Of the lines in the data below, count the ones holding the string "JSON", and answer with that number only.

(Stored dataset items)
++++++++++++++++++++
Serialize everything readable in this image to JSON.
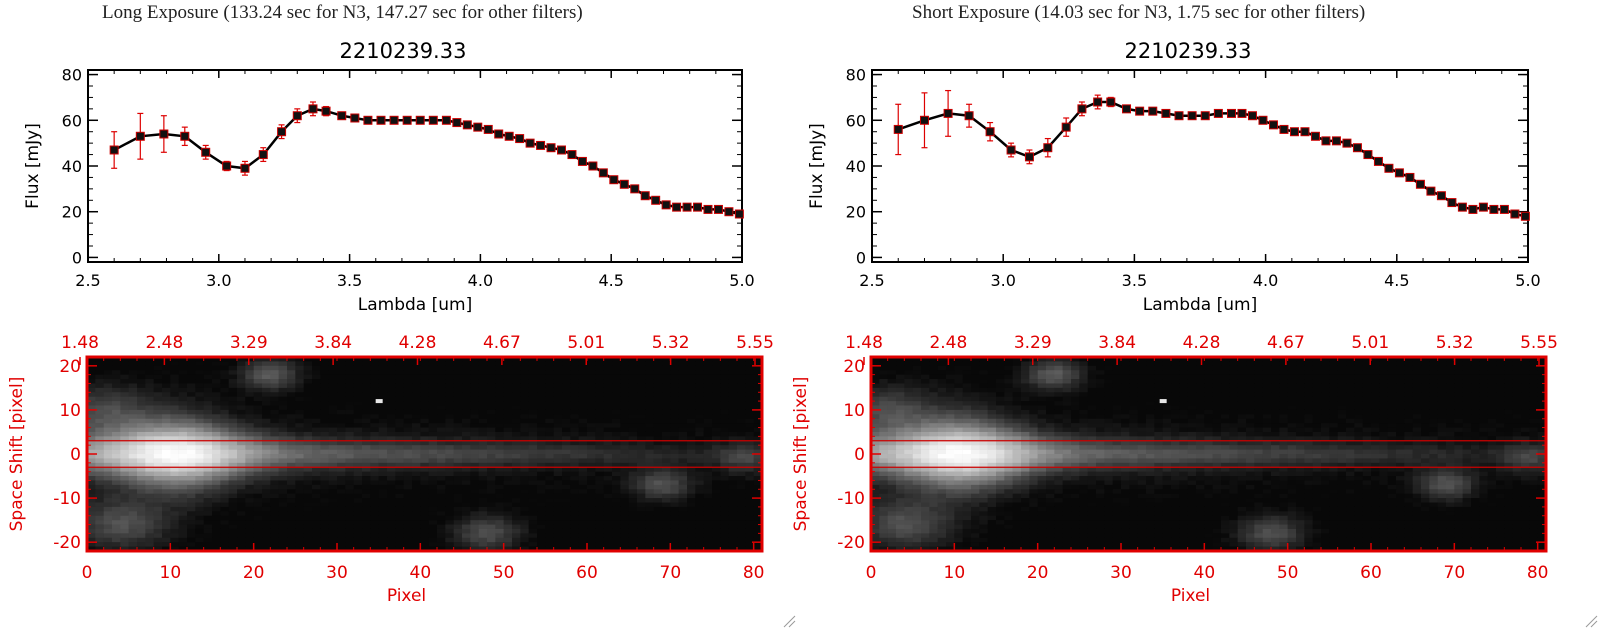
{
  "panels": [
    {
      "title": "Long Exposure (133.24 sec for N3, 147.27 sec for other filters)"
    },
    {
      "title": "Short Exposure (14.03 sec for N3, 1.75 sec for other filters)"
    }
  ],
  "colors": {
    "spectrum": "#000000",
    "errorbar": "#dd0000",
    "image_axes": "#e00000",
    "background": "#ffffff"
  },
  "chart_data": [
    {
      "type": "line",
      "title": "2210239.33",
      "xlabel": "Lambda [um]",
      "ylabel": "Flux [mJy]",
      "xlim": [
        2.5,
        5.0
      ],
      "ylim": [
        -2,
        82
      ],
      "xticks": [
        "2.5",
        "3.0",
        "3.5",
        "4.0",
        "4.5",
        "5.0"
      ],
      "xtick_values": [
        2.5,
        3.0,
        3.5,
        4.0,
        4.5,
        5.0
      ],
      "yticks": [
        "0",
        "20",
        "40",
        "60",
        "80"
      ],
      "ytick_values": [
        0,
        20,
        40,
        60,
        80
      ],
      "x": [
        2.6,
        2.7,
        2.79,
        2.87,
        2.95,
        3.03,
        3.1,
        3.17,
        3.24,
        3.3,
        3.36,
        3.41,
        3.47,
        3.52,
        3.57,
        3.62,
        3.67,
        3.72,
        3.77,
        3.82,
        3.87,
        3.91,
        3.95,
        3.99,
        4.03,
        4.07,
        4.11,
        4.15,
        4.19,
        4.23,
        4.27,
        4.31,
        4.35,
        4.39,
        4.43,
        4.47,
        4.51,
        4.55,
        4.59,
        4.63,
        4.67,
        4.71,
        4.75,
        4.79,
        4.83,
        4.87,
        4.91,
        4.95,
        4.99
      ],
      "y": [
        47,
        53,
        54,
        53,
        46,
        40,
        39,
        45,
        55,
        62,
        65,
        64,
        62,
        61,
        60,
        60,
        60,
        60,
        60,
        60,
        60,
        59,
        58,
        57,
        56,
        54,
        53,
        52,
        50,
        49,
        48,
        47,
        45,
        42,
        40,
        37,
        34,
        32,
        30,
        27,
        25,
        23,
        22,
        22,
        22,
        21,
        21,
        20,
        19
      ],
      "yerr": [
        8,
        10,
        8,
        4,
        3,
        2,
        3,
        3,
        3,
        3,
        3,
        2,
        1,
        1,
        1,
        1,
        1,
        1,
        1,
        1,
        1,
        1,
        1,
        1,
        1,
        1,
        1,
        1,
        1,
        1,
        1,
        1,
        1,
        1,
        1,
        1,
        1,
        1,
        1,
        1,
        1,
        1,
        1,
        1,
        1,
        1,
        1,
        1,
        1
      ]
    },
    {
      "type": "heatmap",
      "xlabel": "Pixel",
      "ylabel": "Space Shift [pixel]",
      "xlim": [
        0,
        81
      ],
      "ylim": [
        -22,
        22
      ],
      "xticks": [
        "0",
        "10",
        "20",
        "30",
        "40",
        "50",
        "60",
        "70",
        "80"
      ],
      "xtick_values": [
        0,
        10,
        20,
        30,
        40,
        50,
        60,
        70,
        80
      ],
      "yticks": [
        "-20",
        "-10",
        "0",
        "10",
        "20"
      ],
      "ytick_values": [
        -20,
        -10,
        0,
        10,
        20
      ],
      "top_ticks": [
        "1.48",
        "2.48",
        "3.29",
        "3.84",
        "4.28",
        "4.67",
        "5.01",
        "5.32",
        "5.55"
      ],
      "aperture_lines": [
        3,
        -3
      ],
      "trace": {
        "center": 0,
        "peak_pixel": 11,
        "length": 80
      },
      "blobs": [
        {
          "x": 22,
          "y": 18,
          "sigma": 2.5,
          "amp": 0.35
        },
        {
          "x": 2,
          "y": 10,
          "sigma": 4,
          "amp": 0.25
        },
        {
          "x": 4,
          "y": -16,
          "sigma": 4,
          "amp": 0.3
        },
        {
          "x": 48,
          "y": -18,
          "sigma": 3,
          "amp": 0.3
        },
        {
          "x": 69,
          "y": -7,
          "sigma": 2.5,
          "amp": 0.3
        },
        {
          "x": 79,
          "y": -1,
          "sigma": 2.5,
          "amp": 0.2
        }
      ],
      "hot_pixel": {
        "x": 35,
        "y": 12
      }
    },
    {
      "type": "line",
      "title": "2210239.33",
      "xlabel": "Lambda [um]",
      "ylabel": "Flux [mJy]",
      "xlim": [
        2.5,
        5.0
      ],
      "ylim": [
        -2,
        82
      ],
      "xticks": [
        "2.5",
        "3.0",
        "3.5",
        "4.0",
        "4.5",
        "5.0"
      ],
      "xtick_values": [
        2.5,
        3.0,
        3.5,
        4.0,
        4.5,
        5.0
      ],
      "yticks": [
        "0",
        "20",
        "40",
        "60",
        "80"
      ],
      "ytick_values": [
        0,
        20,
        40,
        60,
        80
      ],
      "x": [
        2.6,
        2.7,
        2.79,
        2.87,
        2.95,
        3.03,
        3.1,
        3.17,
        3.24,
        3.3,
        3.36,
        3.41,
        3.47,
        3.52,
        3.57,
        3.62,
        3.67,
        3.72,
        3.77,
        3.82,
        3.87,
        3.91,
        3.95,
        3.99,
        4.03,
        4.07,
        4.11,
        4.15,
        4.19,
        4.23,
        4.27,
        4.31,
        4.35,
        4.39,
        4.43,
        4.47,
        4.51,
        4.55,
        4.59,
        4.63,
        4.67,
        4.71,
        4.75,
        4.79,
        4.83,
        4.87,
        4.91,
        4.95,
        4.99
      ],
      "y": [
        56,
        60,
        63,
        62,
        55,
        47,
        44,
        48,
        57,
        65,
        68,
        68,
        65,
        64,
        64,
        63,
        62,
        62,
        62,
        63,
        63,
        63,
        62,
        60,
        58,
        56,
        55,
        55,
        53,
        51,
        51,
        50,
        48,
        45,
        42,
        39,
        37,
        35,
        32,
        29,
        27,
        24,
        22,
        21,
        22,
        21,
        21,
        19,
        18
      ],
      "yerr": [
        11,
        12,
        10,
        5,
        4,
        3,
        3,
        4,
        4,
        3,
        3,
        2,
        1,
        1,
        1,
        1,
        1,
        1,
        1,
        1,
        1,
        1,
        1,
        1,
        1,
        1,
        1,
        1,
        1,
        1,
        1,
        1,
        1,
        1,
        1,
        1,
        1,
        1,
        1,
        1,
        1,
        1,
        1,
        1,
        1,
        1,
        1,
        1,
        1
      ]
    },
    {
      "type": "heatmap",
      "xlabel": "Pixel",
      "ylabel": "Space Shift [pixel]",
      "xlim": [
        0,
        81
      ],
      "ylim": [
        -22,
        22
      ],
      "xticks": [
        "0",
        "10",
        "20",
        "30",
        "40",
        "50",
        "60",
        "70",
        "80"
      ],
      "xtick_values": [
        0,
        10,
        20,
        30,
        40,
        50,
        60,
        70,
        80
      ],
      "yticks": [
        "-20",
        "-10",
        "0",
        "10",
        "20"
      ],
      "ytick_values": [
        -20,
        -10,
        0,
        10,
        20
      ],
      "top_ticks": [
        "1.48",
        "2.48",
        "3.29",
        "3.84",
        "4.28",
        "4.67",
        "5.01",
        "5.32",
        "5.55"
      ],
      "aperture_lines": [
        3,
        -3
      ],
      "trace": {
        "center": 0,
        "peak_pixel": 11,
        "length": 80
      },
      "blobs": [
        {
          "x": 22,
          "y": 18,
          "sigma": 2.5,
          "amp": 0.35
        },
        {
          "x": 2,
          "y": 10,
          "sigma": 4,
          "amp": 0.25
        },
        {
          "x": 4,
          "y": -16,
          "sigma": 4,
          "amp": 0.3
        },
        {
          "x": 48,
          "y": -18,
          "sigma": 3,
          "amp": 0.3
        },
        {
          "x": 69,
          "y": -7,
          "sigma": 2.5,
          "amp": 0.3
        },
        {
          "x": 79,
          "y": -1,
          "sigma": 2.5,
          "amp": 0.2
        }
      ],
      "hot_pixel": {
        "x": 35,
        "y": 12
      }
    }
  ]
}
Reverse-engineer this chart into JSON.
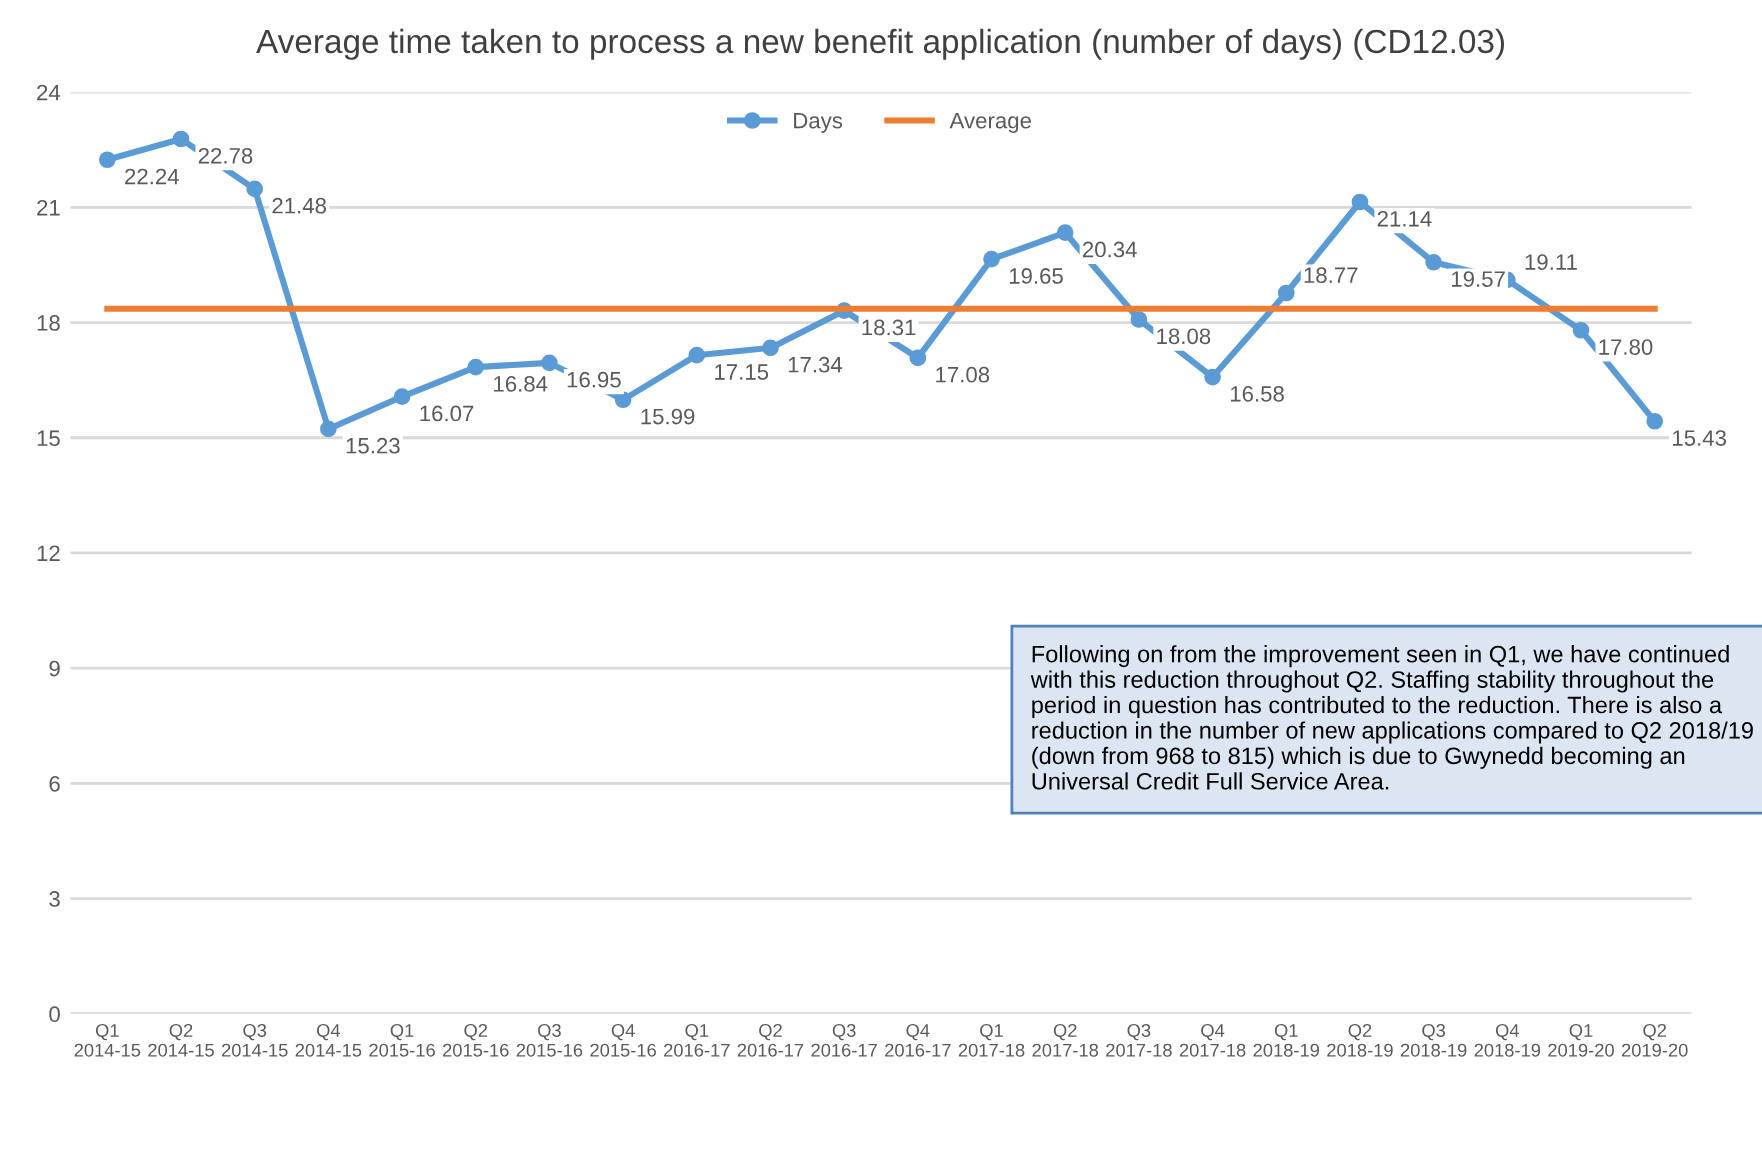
{
  "chart_data": {
    "type": "line",
    "title": "Average time taken to process a new benefit application (number of days) (CD12.03)",
    "categories": [
      "Q1\n2014-15",
      "Q2\n2014-15",
      "Q3\n2014-15",
      "Q4\n2014-15",
      "Q1\n2015-16",
      "Q2\n2015-16",
      "Q3\n2015-16",
      "Q4\n2015-16",
      "Q1\n2016-17",
      "Q2\n2016-17",
      "Q3\n2016-17",
      "Q4\n2016-17",
      "Q1\n2017-18",
      "Q2\n2017-18",
      "Q3\n2017-18",
      "Q4\n2017-18",
      "Q1\n2018-19",
      "Q2\n2018-19",
      "Q3\n2018-19",
      "Q4\n2018-19",
      "Q1\n2019-20",
      "Q2\n2019-20"
    ],
    "series": [
      {
        "name": "Days",
        "color": "#5b9bd5",
        "marker": "circle",
        "values": [
          22.24,
          22.78,
          21.48,
          15.23,
          16.07,
          16.84,
          16.95,
          15.99,
          17.15,
          17.34,
          18.31,
          17.08,
          19.65,
          20.34,
          18.08,
          16.58,
          18.77,
          21.14,
          19.57,
          19.11,
          17.8,
          15.43
        ],
        "value_labels": [
          "22.24",
          "22.78",
          "21.48",
          "15.23",
          "16.07",
          "16.84",
          "16.95",
          "15.99",
          "17.15",
          "17.34",
          "18.31",
          "17.08",
          "19.65",
          "20.34",
          "18.08",
          "16.58",
          "18.77",
          "21.14",
          "19.57",
          "19.11",
          "17.80",
          "15.43"
        ]
      },
      {
        "name": "Average",
        "color": "#ed7d31",
        "marker": "none",
        "values": [
          18.36,
          18.36,
          18.36,
          18.36,
          18.36,
          18.36,
          18.36,
          18.36,
          18.36,
          18.36,
          18.36,
          18.36,
          18.36,
          18.36,
          18.36,
          18.36,
          18.36,
          18.36,
          18.36,
          18.36,
          18.36,
          18.36
        ]
      }
    ],
    "ylim": [
      0,
      24
    ],
    "yticks": [
      0,
      3,
      6,
      9,
      12,
      15,
      18,
      21,
      24
    ],
    "grid": "y",
    "legend": "top",
    "annotations": [
      "Following on from the improvement seen in Q1, we have continued with this reduction throughout Q2. Staffing stability throughout the period in question has contributed to the reduction. There is also a reduction in the number of new applications compared to Q2 2018/19 (down from 968 to 815) which is due to Gwynedd becoming an Universal Credit Full Service Area."
    ]
  }
}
++++++++++++++++++++
- [Exercise result]:
2